Locate the string "Diğer" in the listing below. Copy every line where it is found.

Recorded information:

● ● ● ● ● ● ●

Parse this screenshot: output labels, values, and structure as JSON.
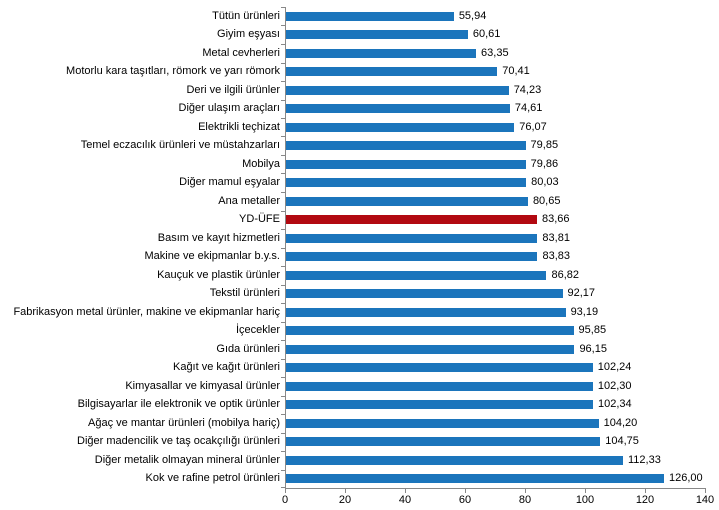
{
  "chart_data": {
    "type": "bar",
    "orientation": "horizontal",
    "title": "",
    "xlabel": "",
    "ylabel": "",
    "xlim": [
      0,
      140
    ],
    "x_ticks": [
      0,
      20,
      40,
      60,
      80,
      100,
      120,
      140
    ],
    "grid": false,
    "legend": "none",
    "bar_color": "#1B75BC",
    "highlight_color": "#B20911",
    "axis_color": "#888888",
    "items": [
      {
        "label": "Tütün ürünleri",
        "value": 55.94,
        "value_display": "55,94",
        "highlight": false
      },
      {
        "label": "Giyim eşyası",
        "value": 60.61,
        "value_display": "60,61",
        "highlight": false
      },
      {
        "label": "Metal cevherleri",
        "value": 63.35,
        "value_display": "63,35",
        "highlight": false
      },
      {
        "label": "Motorlu kara taşıtları, römork ve yarı römork",
        "value": 70.41,
        "value_display": "70,41",
        "highlight": false
      },
      {
        "label": "Deri ve ilgili ürünler",
        "value": 74.23,
        "value_display": "74,23",
        "highlight": false
      },
      {
        "label": "Diğer ulaşım araçları",
        "value": 74.61,
        "value_display": "74,61",
        "highlight": false
      },
      {
        "label": "Elektrikli teçhizat",
        "value": 76.07,
        "value_display": "76,07",
        "highlight": false
      },
      {
        "label": "Temel eczacılık ürünleri ve müstahzarları",
        "value": 79.85,
        "value_display": "79,85",
        "highlight": false
      },
      {
        "label": "Mobilya",
        "value": 79.86,
        "value_display": "79,86",
        "highlight": false
      },
      {
        "label": "Diğer mamul eşyalar",
        "value": 80.03,
        "value_display": "80,03",
        "highlight": false
      },
      {
        "label": "Ana metaller",
        "value": 80.65,
        "value_display": "80,65",
        "highlight": false
      },
      {
        "label": "YD-ÜFE",
        "value": 83.66,
        "value_display": "83,66",
        "highlight": true
      },
      {
        "label": "Basım ve kayıt hizmetleri",
        "value": 83.81,
        "value_display": "83,81",
        "highlight": false
      },
      {
        "label": "Makine ve ekipmanlar b.y.s.",
        "value": 83.83,
        "value_display": "83,83",
        "highlight": false
      },
      {
        "label": "Kauçuk ve plastik ürünler",
        "value": 86.82,
        "value_display": "86,82",
        "highlight": false
      },
      {
        "label": "Tekstil ürünleri",
        "value": 92.17,
        "value_display": "92,17",
        "highlight": false
      },
      {
        "label": "Fabrikasyon metal ürünler, makine ve ekipmanlar hariç",
        "value": 93.19,
        "value_display": "93,19",
        "highlight": false
      },
      {
        "label": "İçecekler",
        "value": 95.85,
        "value_display": "95,85",
        "highlight": false
      },
      {
        "label": "Gıda ürünleri",
        "value": 96.15,
        "value_display": "96,15",
        "highlight": false
      },
      {
        "label": "Kağıt ve kağıt ürünleri",
        "value": 102.24,
        "value_display": "102,24",
        "highlight": false
      },
      {
        "label": "Kimyasallar ve kimyasal ürünler",
        "value": 102.3,
        "value_display": "102,30",
        "highlight": false
      },
      {
        "label": "Bilgisayarlar ile elektronik ve optik ürünler",
        "value": 102.34,
        "value_display": "102,34",
        "highlight": false
      },
      {
        "label": "Ağaç ve mantar ürünleri (mobilya hariç)",
        "value": 104.2,
        "value_display": "104,20",
        "highlight": false
      },
      {
        "label": "Diğer madencilik ve taş ocakçılığı ürünleri",
        "value": 104.75,
        "value_display": "104,75",
        "highlight": false
      },
      {
        "label": "Diğer metalik olmayan mineral ürünler",
        "value": 112.33,
        "value_display": "112,33",
        "highlight": false
      },
      {
        "label": "Kok ve rafine petrol ürünleri",
        "value": 126.0,
        "value_display": "126,00",
        "highlight": false
      }
    ]
  }
}
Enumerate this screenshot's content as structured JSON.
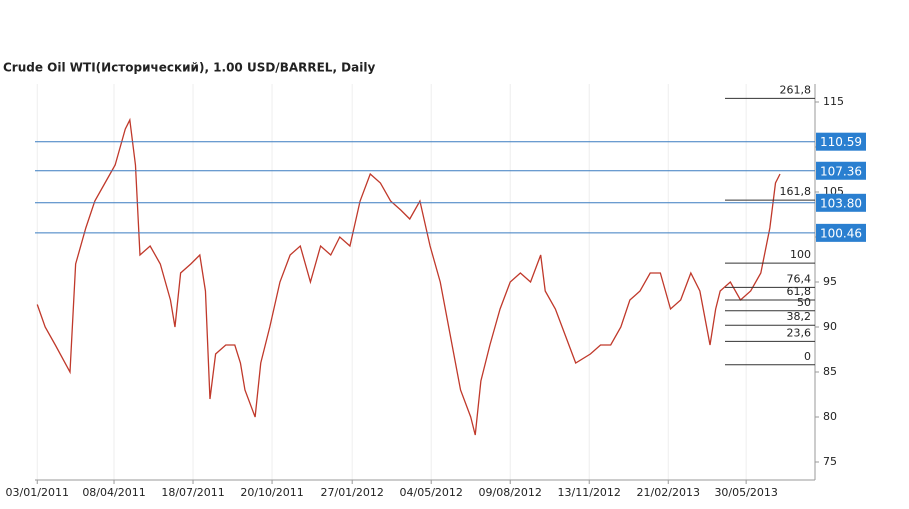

● ● ● ● ● ● ●

Exercise solution:
        "label": "Diğer ulaşım araçları",
        "label": "Diğer mamul eşyalar",
        "label": "Diğer madencilik ve taş ocakçılığı ürünleri",
        "label": "Diğer metalik olmayan mineral ürünler",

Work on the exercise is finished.